Extracted records:
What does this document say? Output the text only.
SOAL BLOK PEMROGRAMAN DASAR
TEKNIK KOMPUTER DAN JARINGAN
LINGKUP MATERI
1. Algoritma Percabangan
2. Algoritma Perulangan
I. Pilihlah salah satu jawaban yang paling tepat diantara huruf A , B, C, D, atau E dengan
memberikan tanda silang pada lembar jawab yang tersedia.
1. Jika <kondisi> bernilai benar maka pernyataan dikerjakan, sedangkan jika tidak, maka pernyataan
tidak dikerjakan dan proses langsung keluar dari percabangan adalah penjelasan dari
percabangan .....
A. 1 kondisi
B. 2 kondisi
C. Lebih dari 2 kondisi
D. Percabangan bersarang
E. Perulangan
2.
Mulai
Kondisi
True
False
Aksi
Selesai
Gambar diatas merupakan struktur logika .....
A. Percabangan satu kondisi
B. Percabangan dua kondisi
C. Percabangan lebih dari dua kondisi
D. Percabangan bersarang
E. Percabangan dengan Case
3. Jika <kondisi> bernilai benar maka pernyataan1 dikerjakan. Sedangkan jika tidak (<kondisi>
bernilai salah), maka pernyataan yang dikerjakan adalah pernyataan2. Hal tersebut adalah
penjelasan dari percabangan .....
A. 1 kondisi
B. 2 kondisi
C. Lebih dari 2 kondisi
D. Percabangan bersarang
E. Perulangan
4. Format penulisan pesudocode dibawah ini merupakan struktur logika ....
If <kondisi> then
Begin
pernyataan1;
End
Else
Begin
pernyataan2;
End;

* * *

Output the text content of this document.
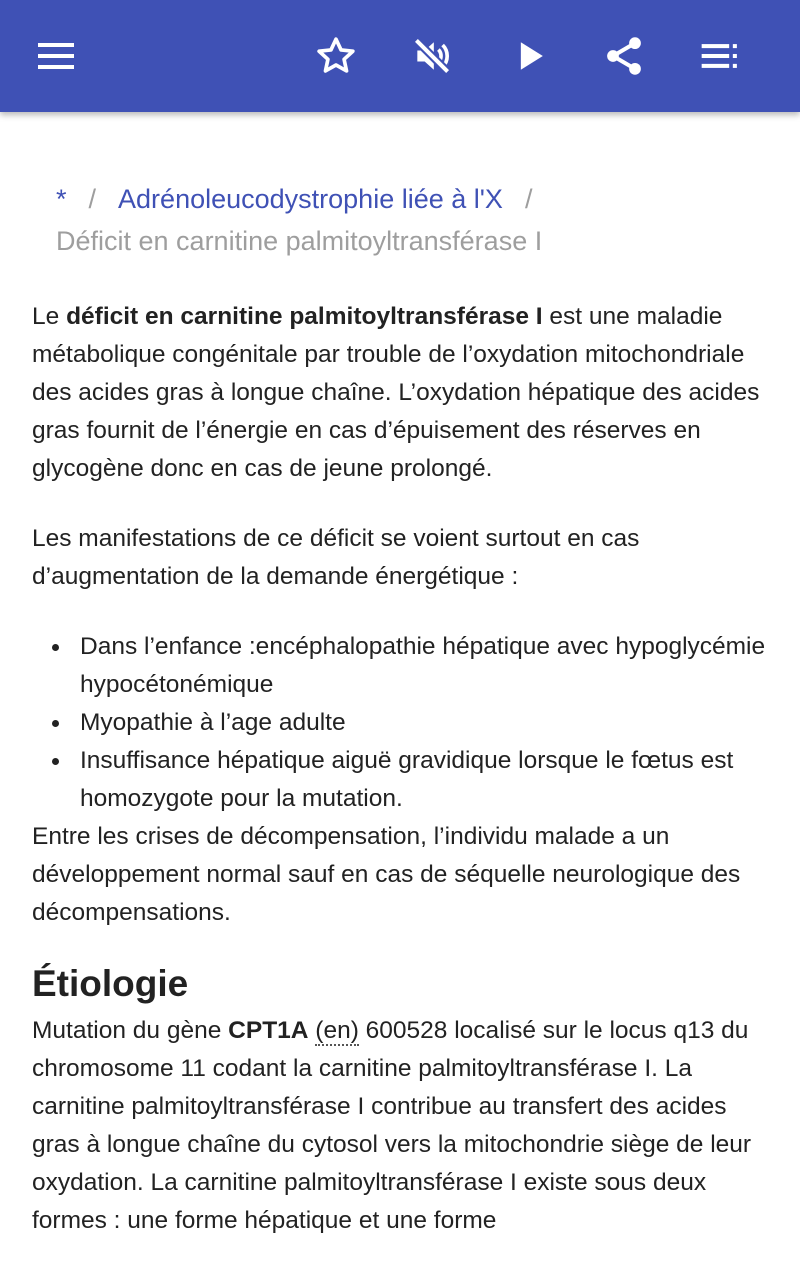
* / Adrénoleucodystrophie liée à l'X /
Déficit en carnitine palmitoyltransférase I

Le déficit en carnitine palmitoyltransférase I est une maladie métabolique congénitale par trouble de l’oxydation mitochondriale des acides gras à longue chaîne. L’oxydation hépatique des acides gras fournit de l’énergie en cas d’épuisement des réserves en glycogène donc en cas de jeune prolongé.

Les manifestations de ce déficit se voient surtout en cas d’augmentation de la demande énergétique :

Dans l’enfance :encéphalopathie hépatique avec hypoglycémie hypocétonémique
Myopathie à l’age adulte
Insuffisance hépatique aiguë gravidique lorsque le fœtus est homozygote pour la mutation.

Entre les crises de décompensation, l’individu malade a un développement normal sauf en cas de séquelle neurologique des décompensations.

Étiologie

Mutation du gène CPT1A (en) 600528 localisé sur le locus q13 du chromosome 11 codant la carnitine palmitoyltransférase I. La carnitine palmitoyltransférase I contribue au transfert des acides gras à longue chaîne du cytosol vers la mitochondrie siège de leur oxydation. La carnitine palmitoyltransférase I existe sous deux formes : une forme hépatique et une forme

# What the exercise asks
Locate the lines above that hold the word "adalah". Show every one of them.

# Result of the exercise
tidak dikerjakan dan proses langsung keluar dari percabangan adalah penjelasan dari
bernilai salah), maka pernyataan yang dikerjakan adalah pernyataan2. Hal tersebut adalah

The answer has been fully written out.